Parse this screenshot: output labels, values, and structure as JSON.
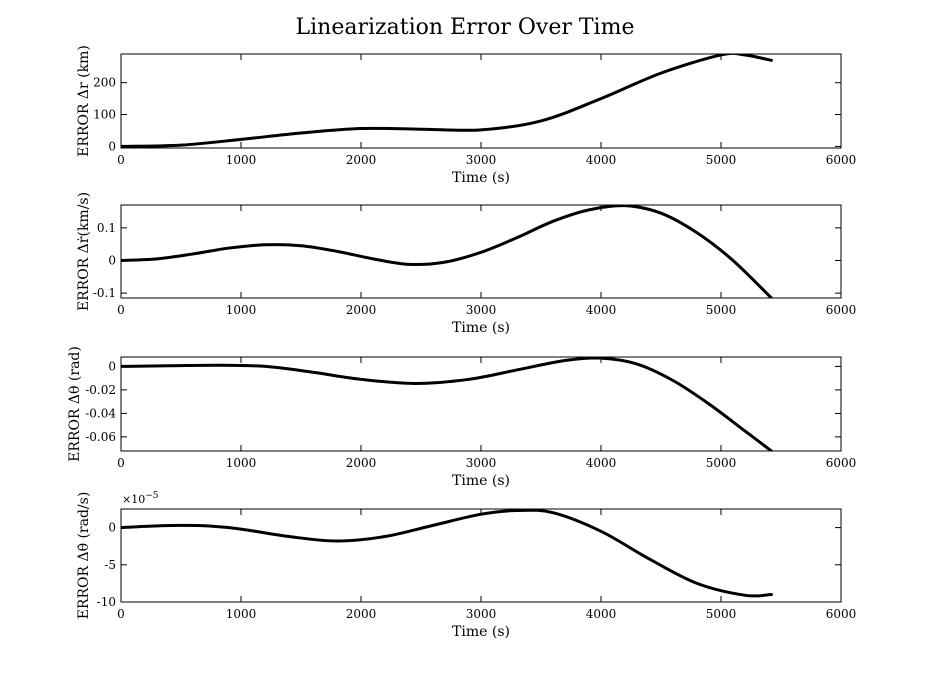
{
  "figure": {
    "title": "Linearization Error Over Time"
  },
  "chart_data": [
    {
      "type": "line",
      "ylabel": "ERROR Δr (km)",
      "xlabel": "Time (s)",
      "xlim": [
        0,
        6000
      ],
      "ylim": [
        -5,
        290
      ],
      "xticks": [
        0,
        1000,
        2000,
        3000,
        4000,
        5000,
        6000
      ],
      "xtick_labels": [
        "0",
        "1000",
        "2000",
        "3000",
        "4000",
        "5000",
        "6000"
      ],
      "yticks": [
        0,
        100,
        200
      ],
      "ytick_labels": [
        "0",
        "100",
        "200"
      ],
      "multiplier": "",
      "series": [
        {
          "x": [
            0,
            500,
            1000,
            1500,
            2000,
            2500,
            3000,
            3500,
            4000,
            4500,
            5000,
            5200,
            5420
          ],
          "y": [
            0,
            4,
            22,
            42,
            56,
            54,
            52,
            80,
            150,
            230,
            287,
            287,
            270
          ]
        }
      ]
    },
    {
      "type": "line",
      "ylabel": "ERROR Δṙ(km/s)",
      "xlabel": "Time (s)",
      "xlim": [
        0,
        6000
      ],
      "ylim": [
        -0.115,
        0.17
      ],
      "xticks": [
        0,
        1000,
        2000,
        3000,
        4000,
        5000,
        6000
      ],
      "xtick_labels": [
        "0",
        "1000",
        "2000",
        "3000",
        "4000",
        "5000",
        "6000"
      ],
      "yticks": [
        -0.1,
        0,
        0.1
      ],
      "ytick_labels": [
        "-0.1",
        "0",
        "0.1"
      ],
      "multiplier": "",
      "series": [
        {
          "x": [
            0,
            300,
            600,
            900,
            1200,
            1500,
            1800,
            2100,
            2400,
            2700,
            3000,
            3300,
            3600,
            3900,
            4200,
            4500,
            4800,
            5100,
            5420
          ],
          "y": [
            0,
            0.005,
            0.02,
            0.038,
            0.048,
            0.045,
            0.028,
            0.005,
            -0.012,
            -0.005,
            0.025,
            0.07,
            0.12,
            0.155,
            0.168,
            0.145,
            0.085,
            0.0,
            -0.115
          ]
        }
      ]
    },
    {
      "type": "line",
      "ylabel": "ERROR Δθ (rad)",
      "xlabel": "Time (s)",
      "xlim": [
        0,
        6000
      ],
      "ylim": [
        -0.072,
        0.008
      ],
      "xticks": [
        0,
        1000,
        2000,
        3000,
        4000,
        5000,
        6000
      ],
      "xtick_labels": [
        "0",
        "1000",
        "2000",
        "3000",
        "4000",
        "5000",
        "6000"
      ],
      "yticks": [
        -0.06,
        -0.04,
        -0.02,
        0
      ],
      "ytick_labels": [
        "-0.06",
        "-0.04",
        "-0.02",
        "0"
      ],
      "multiplier": "",
      "series": [
        {
          "x": [
            0,
            400,
            800,
            1200,
            1600,
            2000,
            2450,
            2900,
            3300,
            3700,
            4000,
            4300,
            4600,
            4900,
            5200,
            5420
          ],
          "y": [
            0,
            0.0005,
            0.001,
            0.0,
            -0.005,
            -0.011,
            -0.0145,
            -0.011,
            -0.003,
            0.005,
            0.007,
            0.002,
            -0.012,
            -0.032,
            -0.055,
            -0.072
          ]
        }
      ]
    },
    {
      "type": "line",
      "ylabel": "ERROR Δθ̇ (rad/s)",
      "xlabel": "Time (s)",
      "xlim": [
        0,
        6000
      ],
      "ylim": [
        -10,
        2.5
      ],
      "xticks": [
        0,
        1000,
        2000,
        3000,
        4000,
        5000,
        6000
      ],
      "xtick_labels": [
        "0",
        "1000",
        "2000",
        "3000",
        "4000",
        "5000",
        "6000"
      ],
      "yticks": [
        -10,
        -5,
        0
      ],
      "ytick_labels": [
        "-10",
        "-5",
        "0"
      ],
      "multiplier": "×10",
      "multiplier_exp": "−5",
      "series": [
        {
          "x": [
            0,
            250,
            500,
            750,
            1000,
            1400,
            1800,
            2200,
            2600,
            3000,
            3300,
            3600,
            4000,
            4400,
            4800,
            5200,
            5420
          ],
          "y": [
            0,
            0.2,
            0.3,
            0.2,
            -0.2,
            -1.2,
            -1.8,
            -1.2,
            0.3,
            1.8,
            2.3,
            2.0,
            -0.5,
            -4.2,
            -7.5,
            -9.1,
            -9.0
          ]
        }
      ]
    }
  ]
}
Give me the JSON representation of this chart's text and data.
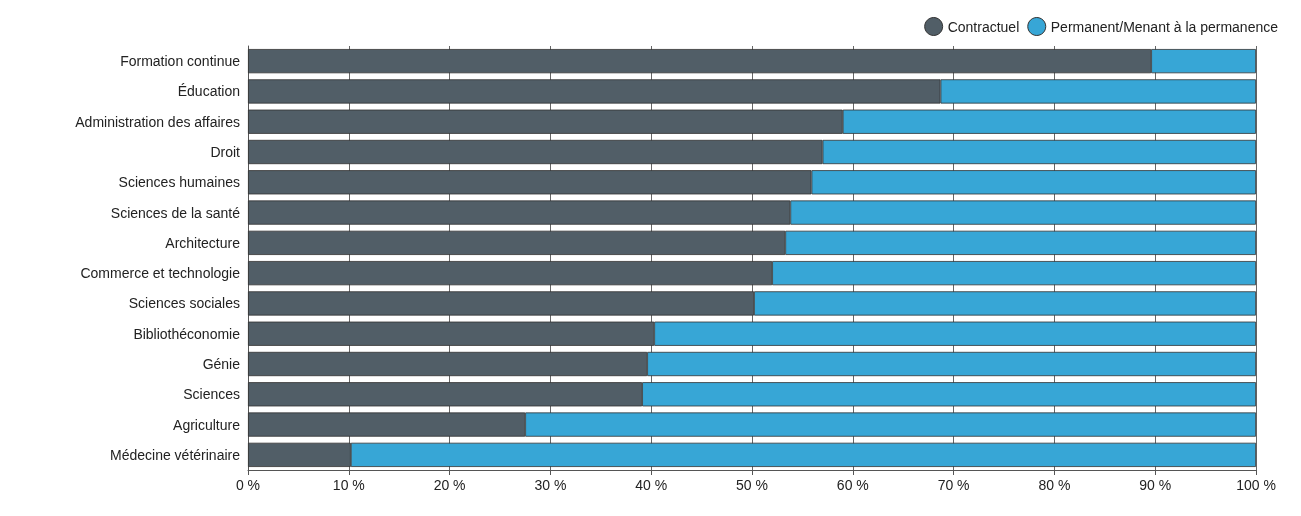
{
  "chart_data": {
    "type": "bar",
    "orientation": "horizontal",
    "stacked": true,
    "categories": [
      "Formation continue",
      "Éducation",
      "Administration des affaires",
      "Droit",
      "Sciences humaines",
      "Sciences de la santé",
      "Architecture",
      "Commerce et technologie",
      "Sciences sociales",
      "Bibliothéconomie",
      "Génie",
      "Sciences",
      "Agriculture",
      "Médecine vétérinaire"
    ],
    "series": [
      {
        "name": "Contractuel",
        "color": "#515e67",
        "values": [
          89.6,
          68.7,
          59.0,
          57.0,
          55.9,
          53.8,
          53.3,
          52.0,
          50.2,
          40.3,
          39.6,
          39.1,
          27.5,
          10.2
        ]
      },
      {
        "name": "Permanent/Menant à la permanence",
        "color": "#37a6d6",
        "values": [
          10.4,
          31.3,
          41.0,
          43.0,
          44.1,
          46.2,
          46.7,
          48.0,
          49.8,
          59.7,
          60.4,
          60.9,
          72.5,
          89.8
        ]
      }
    ],
    "xlim": [
      0,
      100
    ],
    "xticks": [
      {
        "value": 0,
        "label": "0 %"
      },
      {
        "value": 10,
        "label": "10 %"
      },
      {
        "value": 20,
        "label": "20 %"
      },
      {
        "value": 30,
        "label": "30 %"
      },
      {
        "value": 40,
        "label": "40 %"
      },
      {
        "value": 50,
        "label": "50 %"
      },
      {
        "value": 60,
        "label": "60 %"
      },
      {
        "value": 70,
        "label": "70 %"
      },
      {
        "value": 80,
        "label": "80 %"
      },
      {
        "value": 90,
        "label": "90 %"
      },
      {
        "value": 100,
        "label": "100 %"
      }
    ],
    "grid": "x",
    "legend": "top right"
  }
}
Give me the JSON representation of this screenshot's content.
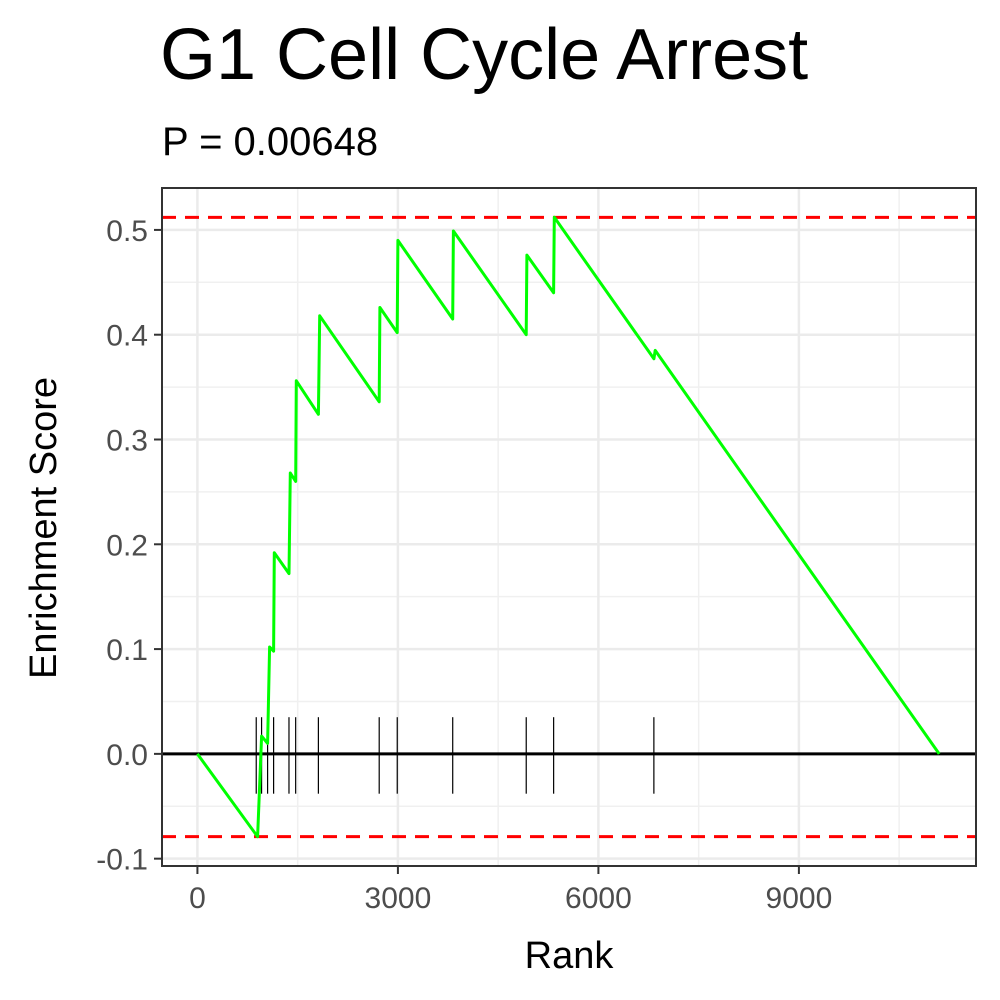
{
  "chart_data": {
    "type": "line",
    "title": "G1 Cell Cycle Arrest",
    "subtitle": "P = 0.00648",
    "xlabel": "Rank",
    "ylabel": "Enrichment Score",
    "xlim": [
      -530,
      11650
    ],
    "ylim": [
      -0.107,
      0.54
    ],
    "x_ticks": [
      0,
      3000,
      6000,
      9000
    ],
    "x_tick_labels": [
      "0",
      "3000",
      "6000",
      "9000"
    ],
    "y_ticks": [
      -0.1,
      0.0,
      0.1,
      0.2,
      0.3,
      0.4,
      0.5
    ],
    "y_tick_labels": [
      "-0.1",
      "0.0",
      "0.1",
      "0.2",
      "0.3",
      "0.4",
      "0.5"
    ],
    "grid": true,
    "series": [
      {
        "color": "#00ff00",
        "x": [
          0,
          900,
          900,
          960,
          960,
          1050,
          1050,
          1080,
          1080,
          1140,
          1140,
          1150,
          1150,
          1370,
          1370,
          1390,
          1390,
          1470,
          1470,
          1480,
          1480,
          1810,
          1810,
          1830,
          1830,
          2720,
          2720,
          2730,
          2730,
          2990,
          2990,
          3000,
          3000,
          3820,
          3820,
          3830,
          3830,
          4920,
          4920,
          4930,
          4930,
          5330,
          5330,
          5340,
          5340,
          6830,
          6830,
          6850,
          6850,
          11100
        ],
        "y": [
          0.0,
          -0.079,
          -0.079,
          0.017,
          0.017,
          0.01,
          0.01,
          0.102,
          0.102,
          0.098,
          0.098,
          0.192,
          0.192,
          0.172,
          0.172,
          0.268,
          0.268,
          0.26,
          0.26,
          0.356,
          0.356,
          0.324,
          0.324,
          0.418,
          0.418,
          0.336,
          0.336,
          0.426,
          0.426,
          0.402,
          0.402,
          0.49,
          0.49,
          0.415,
          0.415,
          0.499,
          0.499,
          0.4,
          0.4,
          0.476,
          0.476,
          0.44,
          0.44,
          0.512,
          0.512,
          0.377,
          0.377,
          0.385,
          0.385,
          0.0
        ]
      }
    ],
    "hits": [
      880,
      960,
      1050,
      1140,
      1370,
      1470,
      1810,
      2720,
      2990,
      3820,
      4920,
      5330,
      6830
    ],
    "reference_lines": [
      {
        "y": 0.512,
        "color": "#ff0000",
        "style": "dashed"
      },
      {
        "y": -0.079,
        "color": "#ff0000",
        "style": "dashed"
      },
      {
        "y": 0.0,
        "color": "#000000",
        "style": "solid"
      }
    ]
  }
}
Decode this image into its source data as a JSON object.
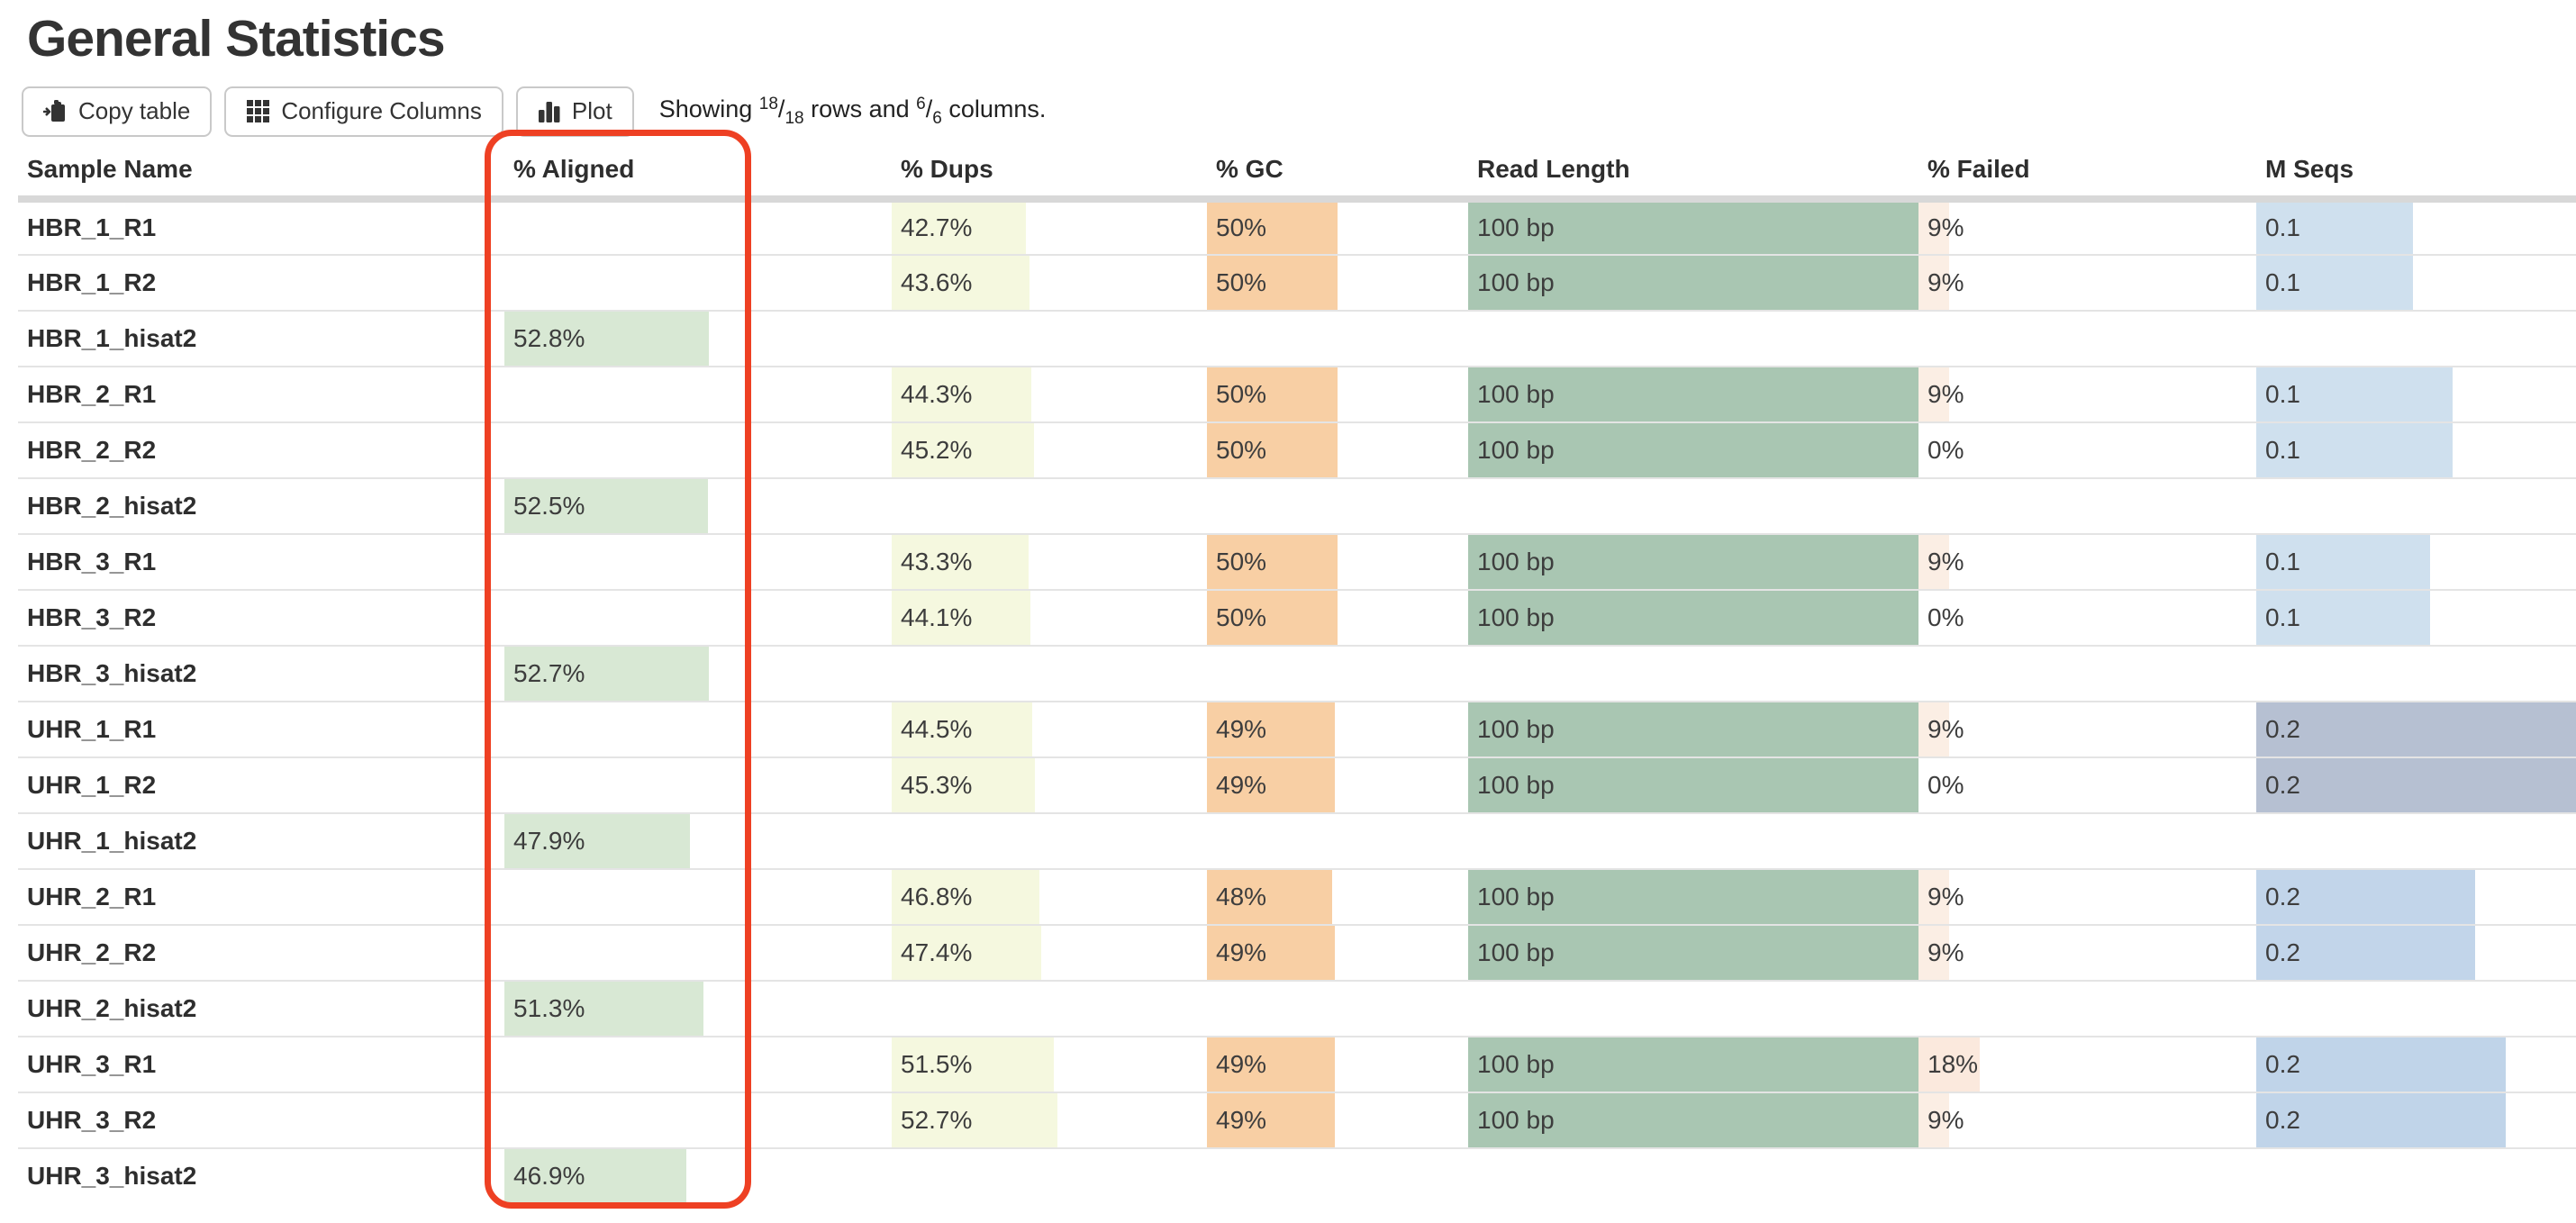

▸ Objective
Count every line of the material above that holds the string "color", then state only the total.

▸ Exercise answer
6